Some records
-=-=-
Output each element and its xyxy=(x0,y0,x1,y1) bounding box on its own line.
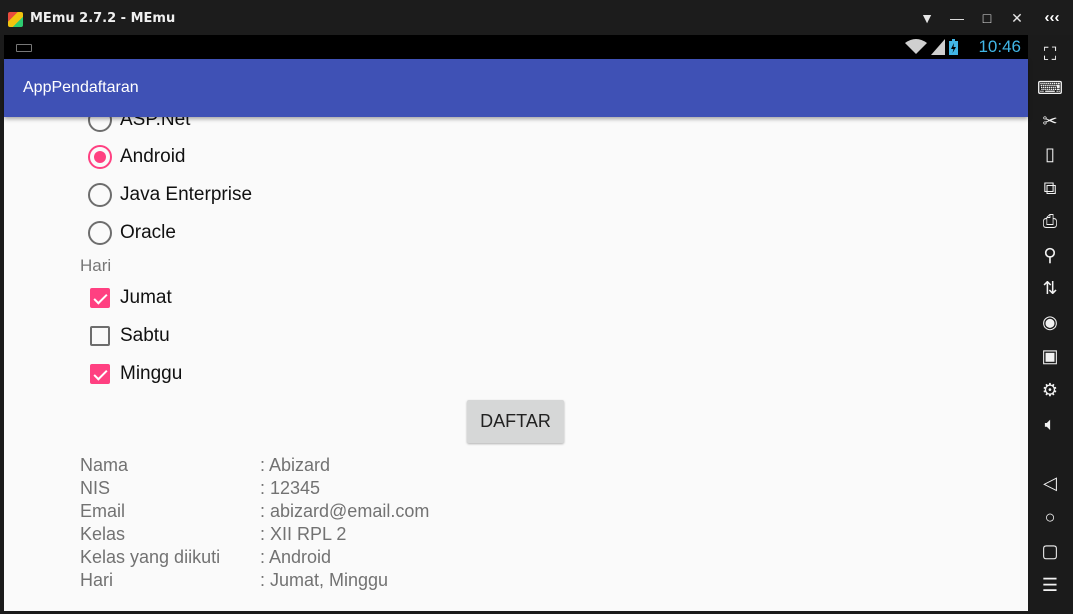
keyboard-notification-icon xyxy=(16,44,32,52)
checkbox-label: Jumat xyxy=(120,287,172,308)
summary-key: Kelas xyxy=(80,524,126,544)
summary-key: Hari xyxy=(80,570,114,590)
checkbox-checked[interactable] xyxy=(90,288,110,308)
home-icon[interactable]: ○ xyxy=(1036,504,1064,530)
radio-option-oracle[interactable]: Oracle xyxy=(88,218,176,248)
radio-label: Oracle xyxy=(120,222,176,243)
daftar-submit-button[interactable]: DAFTAR xyxy=(467,400,564,443)
radio-label: Android xyxy=(120,146,186,167)
summary-value: : Abizard xyxy=(260,455,331,475)
radio-option-aspnet[interactable]: ASP.Net xyxy=(88,117,190,135)
summary-row: Hari : Jumat, Minggu xyxy=(80,569,429,592)
registration-form: ASP.Net Android Java Enterprise Oracle H… xyxy=(4,117,1028,611)
radio-option-android[interactable]: Android xyxy=(88,142,186,172)
checkbox-option-minggu[interactable]: Minggu xyxy=(88,359,182,389)
memu-logo-icon xyxy=(8,12,23,27)
radio-button[interactable] xyxy=(88,117,112,132)
window-title: MEmu 2.7.2 - MEmu xyxy=(30,11,176,26)
checkbox-label: Minggu xyxy=(120,363,183,384)
app-title: AppPendaftaran xyxy=(23,79,139,96)
emulator-toolbar: ⛶ ⌨ ✂ ▯ ⧉ ⎙ ⚲ ⇅ ◉ ▣ ⚙ 🔈︎ ◁ ○ ▢ ☰ xyxy=(1028,35,1073,614)
volume-icon[interactable]: 🔈︎ xyxy=(1036,411,1064,437)
radio-button[interactable] xyxy=(88,221,112,245)
mouse-icon[interactable]: ◉ xyxy=(1036,309,1064,335)
registration-summary: Nama : Abizard NIS : 12345 Email : abizard@… xyxy=(80,454,429,592)
broom-icon[interactable]: ⚲ xyxy=(1036,242,1064,268)
summary-value: : 12345 xyxy=(260,478,321,498)
summary-row: NIS : 12345 xyxy=(80,477,429,500)
summary-key: NIS xyxy=(80,478,111,498)
radio-button-selected[interactable] xyxy=(88,145,112,169)
scissors-icon[interactable]: ✂ xyxy=(1036,108,1064,134)
back-icon[interactable]: ◁ xyxy=(1036,470,1064,496)
settings-icon[interactable]: ⚙ xyxy=(1036,377,1064,403)
summary-row: Email : abizard@email.com xyxy=(80,500,429,523)
radio-option-java-enterprise[interactable]: Java Enterprise xyxy=(88,180,252,210)
fullscreen-icon[interactable]: ⛶ xyxy=(1036,41,1064,67)
window-controls: ▼ — □ ✕ xyxy=(917,8,1027,28)
apk-install-icon[interactable]: ⎙ xyxy=(1036,208,1064,234)
dropdown-menu-button[interactable]: ▼ xyxy=(917,8,937,28)
minimize-button[interactable]: — xyxy=(947,8,967,28)
close-button[interactable]: ✕ xyxy=(1007,8,1027,28)
summary-key: Email xyxy=(80,501,126,521)
shake-icon[interactable]: ▯ xyxy=(1036,141,1064,167)
summary-row: Kelas : XII RPL 2 xyxy=(80,523,429,546)
summary-value: : abizard@email.com xyxy=(260,501,430,521)
checkbox-option-sabtu[interactable]: Sabtu xyxy=(88,321,170,351)
radio-label: Java Enterprise xyxy=(120,184,253,205)
signal-icon xyxy=(931,39,945,55)
status-icons xyxy=(905,39,958,55)
summary-row: Kelas yang diikuti : Android xyxy=(80,546,429,569)
radio-button[interactable] xyxy=(88,183,112,207)
summary-key: Kelas yang diikuti xyxy=(80,547,221,567)
recent-apps-icon[interactable]: ▢ xyxy=(1036,538,1064,564)
maximize-button[interactable]: □ xyxy=(977,8,997,28)
checkbox-unchecked[interactable] xyxy=(90,326,110,346)
android-status-bar: 10:46 xyxy=(4,35,1028,59)
checkbox-checked[interactable] xyxy=(90,364,110,384)
summary-row: Nama : Abizard xyxy=(80,454,429,477)
collapse-sidebar-button[interactable]: ‹‹‹ xyxy=(1039,8,1065,28)
battery-charging-icon xyxy=(949,39,958,55)
summary-value: : XII RPL 2 xyxy=(260,524,347,544)
menu-icon[interactable]: ☰ xyxy=(1036,572,1064,598)
checkbox-label: Sabtu xyxy=(120,325,170,346)
status-time: 10:46 xyxy=(978,37,1021,56)
shared-folder-icon[interactable]: ⇅ xyxy=(1036,275,1064,301)
emulator-title-bar: MEmu 2.7.2 - MEmu ▼ — □ ✕ ‹‹‹ xyxy=(0,0,1073,35)
app-toolbar: AppPendaftaran xyxy=(4,59,1028,117)
radio-label: ASP.Net xyxy=(120,117,191,130)
checkbox-option-jumat[interactable]: Jumat xyxy=(88,283,172,313)
days-section-label: Hari xyxy=(80,256,112,275)
summary-value: : Android xyxy=(260,547,332,567)
rotate-icon[interactable]: ⧉ xyxy=(1036,175,1064,201)
summary-key: Nama xyxy=(80,455,129,475)
wifi-icon xyxy=(905,39,927,54)
screen-record-icon[interactable]: ▣ xyxy=(1036,343,1064,369)
keyboard-icon[interactable]: ⌨ xyxy=(1036,75,1064,101)
summary-value: : Jumat, Minggu xyxy=(260,570,389,590)
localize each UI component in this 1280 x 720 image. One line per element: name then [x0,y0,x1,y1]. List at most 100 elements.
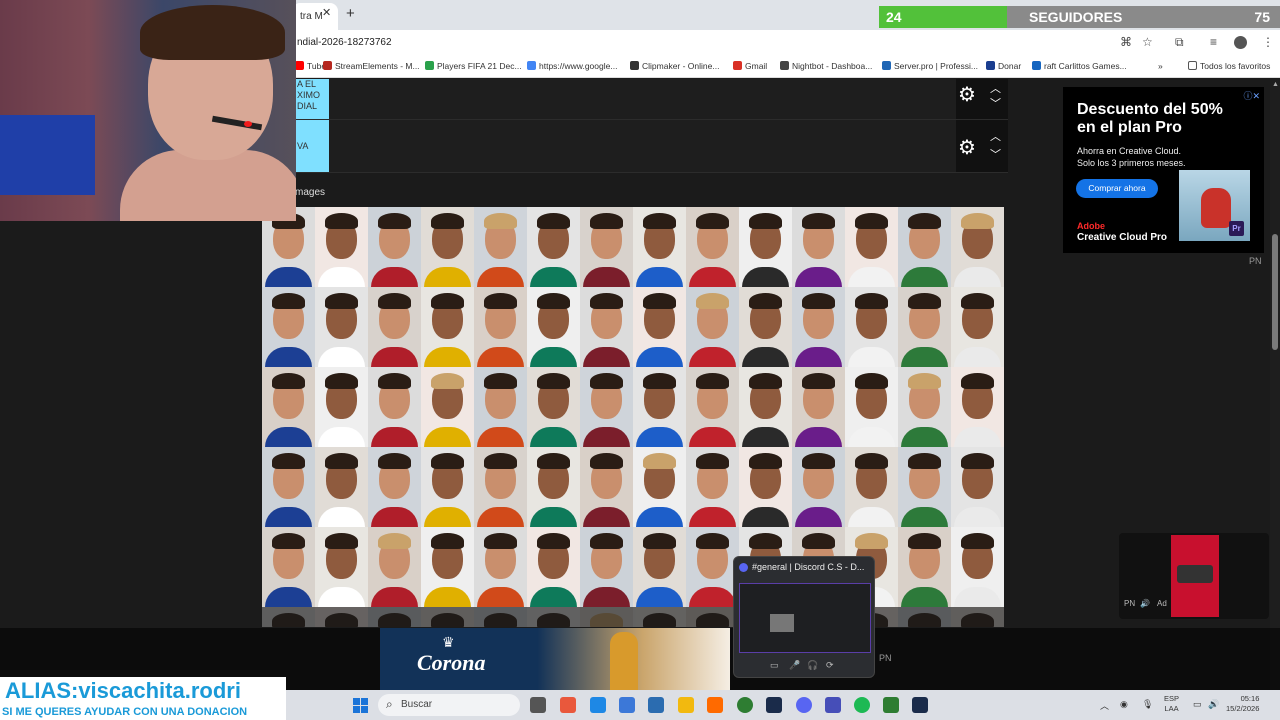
more-bookmarks-icon[interactable]: » [1158,61,1163,71]
tier-label[interactable]: VA [295,120,329,172]
player-face-image[interactable] [845,447,898,527]
player-face-image[interactable] [527,447,580,527]
all-favorites-link[interactable]: Todos los favoritos [1188,61,1270,71]
player-face-image[interactable] [686,447,739,527]
player-face-image[interactable] [368,447,421,527]
player-face-image[interactable] [368,207,421,287]
player-face-image[interactable] [368,287,421,367]
player-face-image[interactable] [686,287,739,367]
bookmark-item[interactable]: Tube [295,61,326,71]
chevron-up-icon[interactable]: ︿ [990,80,1001,96]
player-face-image[interactable] [845,287,898,367]
taskbar-app-icon[interactable] [825,697,841,713]
player-face-image[interactable] [262,287,315,367]
player-face-image[interactable] [421,287,474,367]
player-face-image[interactable] [898,287,951,367]
player-face-image[interactable] [633,447,686,527]
taskbar-app-icon[interactable] [648,697,664,713]
discord-thumbnail[interactable] [739,583,871,653]
player-face-image[interactable] [792,367,845,447]
player-face-image[interactable] [474,207,527,287]
bookmark-item[interactable]: Nightbot - Dashboa... [780,61,872,71]
player-face-image[interactable] [421,607,474,627]
taskbar-app-icon[interactable] [883,697,899,713]
ad-info-icon[interactable]: ⓘ✕ [1243,89,1260,102]
player-face-image[interactable] [421,367,474,447]
more-options-icon[interactable]: ⋮ [1262,35,1274,49]
player-face-image[interactable] [527,607,580,627]
player-face-image[interactable] [580,447,633,527]
volume-icon[interactable]: 🔊 [1208,699,1219,710]
player-face-image[interactable] [739,207,792,287]
headphones-icon[interactable]: 🎧 [807,660,818,671]
player-face-image[interactable] [527,367,580,447]
taskbar-app-icon[interactable] [737,697,753,713]
player-face-image[interactable] [315,207,368,287]
star-icon[interactable]: ☆ [1142,35,1153,49]
mini-video-ad[interactable]: PN 🔊 Ad [1119,533,1269,619]
mic-icon[interactable]: 🎙 [1142,699,1153,710]
new-tab-button[interactable]: + [346,5,355,22]
taskbar-app-icon[interactable] [796,697,812,713]
bookmark-item[interactable]: Server.pro | Professi... [882,61,978,71]
player-face-image[interactable] [421,527,474,607]
chevron-down-icon[interactable]: ﹀ [990,146,1001,162]
taskbar-app-icon[interactable] [678,697,694,713]
player-face-image[interactable] [315,607,368,627]
sound-icon[interactable]: 🔊 [1140,599,1150,608]
player-face-image[interactable] [474,607,527,627]
player-face-image[interactable] [262,367,315,447]
player-face-image[interactable] [633,287,686,367]
player-face-image[interactable] [315,367,368,447]
profile-avatar[interactable] [1234,36,1247,49]
player-face-image[interactable] [792,447,845,527]
player-face-image[interactable] [580,607,633,627]
player-face-image[interactable] [368,527,421,607]
player-face-image[interactable] [898,367,951,447]
bookmark-item[interactable]: raft Carlittos Games... [1032,61,1127,71]
bookmark-item[interactable]: Gmail [733,61,767,71]
taskbar-app-icon[interactable] [560,697,576,713]
player-face-image[interactable] [368,607,421,627]
player-face-image[interactable] [633,607,686,627]
network-icon[interactable]: ◉ [1120,699,1128,710]
player-face-image[interactable] [951,447,1004,527]
taskbar-app-icon[interactable] [912,697,928,713]
player-face-image[interactable] [580,207,633,287]
player-face-image[interactable] [739,367,792,447]
player-face-image[interactable] [580,367,633,447]
taskbar-app-icon[interactable] [530,697,546,713]
chevron-down-icon[interactable]: ﹀ [990,95,1001,111]
player-face-image[interactable] [686,207,739,287]
player-face-image[interactable] [898,207,951,287]
player-face-image[interactable] [686,527,739,607]
extensions-icon[interactable]: ⧉ [1175,35,1184,50]
player-face-image[interactable] [792,207,845,287]
clock[interactable]: 05:16 15/2/2026 [1226,694,1259,714]
scroll-up-icon[interactable]: ▲ [1272,81,1279,88]
player-face-image[interactable] [686,367,739,447]
close-tab-icon[interactable]: ✕ [322,6,331,19]
player-face-image[interactable] [474,527,527,607]
player-face-image[interactable] [686,607,739,627]
player-face-image[interactable] [527,287,580,367]
corona-ad[interactable]: ♛ Corona [380,628,730,690]
player-face-image[interactable] [474,447,527,527]
translate-icon[interactable]: ⌘ [1120,35,1132,49]
player-face-image[interactable] [633,207,686,287]
share-screen-icon[interactable]: ⟳ [826,660,834,671]
taskbar-search[interactable]: ⌕ Buscar [378,694,520,716]
taskbar-app-icon[interactable] [854,697,870,713]
language-indicator[interactable]: ESP LAA [1164,694,1179,714]
bookmark-item[interactable]: StreamElements - M... [323,61,420,71]
player-face-image[interactable] [262,607,315,627]
player-face-image[interactable] [474,367,527,447]
player-face-image[interactable] [898,607,951,627]
bookmark-item[interactable]: https://www.google... [527,61,617,71]
microphone-icon[interactable]: 🎤 [789,660,800,671]
bookmark-item[interactable]: Donar [986,61,1021,71]
player-face-image[interactable] [951,607,1004,627]
player-face-image[interactable] [845,367,898,447]
player-face-image[interactable] [898,527,951,607]
player-face-image[interactable] [368,367,421,447]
-=-=-
EXERCISE REQUIREMENTS:
Rewrite the part of the data that opens with the line containing "keyboard-notification-icon xyxy=(16,44,32,52)" and closes with the line containing "registration-summary: Nama : Abizard", replacing "summary-key" with "summary-field" and leaving everything else unchanged.

CORRECT ANSWER:
keyboard-notification-icon xyxy=(16,44,32,52)
checkbox-label: Jumat xyxy=(120,287,172,308)
summary-field: Kelas xyxy=(80,524,126,544)
summary-field: Hari xyxy=(80,570,114,590)
checkbox-checked[interactable] xyxy=(90,288,110,308)
home-icon[interactable]: ○ xyxy=(1036,504,1064,530)
radio-option-oracle[interactable]: Oracle xyxy=(88,218,176,248)
radio-label: Oracle xyxy=(120,222,176,243)
daftar-submit-button[interactable]: DAFTAR xyxy=(467,400,564,443)
radio-label: Android xyxy=(120,146,186,167)
summary-value: : Abizard xyxy=(260,455,331,475)
radio-option-aspnet[interactable]: ASP.Net xyxy=(88,117,190,135)
summary-row: Hari : Jumat, Minggu xyxy=(80,569,429,592)
registration-form: ASP.Net Android Java Enterprise Oracle H… xyxy=(4,117,1028,611)
radio-option-android[interactable]: Android xyxy=(88,142,186,172)
checkbox-option-minggu[interactable]: Minggu xyxy=(88,359,182,389)
memu-logo-icon xyxy=(8,12,23,27)
radio-button[interactable] xyxy=(88,117,112,132)
window-title: MEmu 2.7.2 - MEmu xyxy=(30,11,176,26)
checkbox-label: Minggu xyxy=(120,363,183,384)
app-title: AppPendaftaran xyxy=(23,79,139,96)
emulator-toolbar: ⛶ ⌨ ✂ ▯ ⧉ ⎙ ⚲ ⇅ ◉ ▣ ⚙ 🔈︎ ◁ ○ ▢ ☰ xyxy=(1028,35,1073,614)
volume-icon[interactable]: 🔈︎ xyxy=(1036,411,1064,437)
radio-button[interactable] xyxy=(88,221,112,245)
mouse-icon[interactable]: ◉ xyxy=(1036,309,1064,335)
registration-summary: Nama : Abizard NIS : 12345 Email : abizard@… xyxy=(80,454,429,592)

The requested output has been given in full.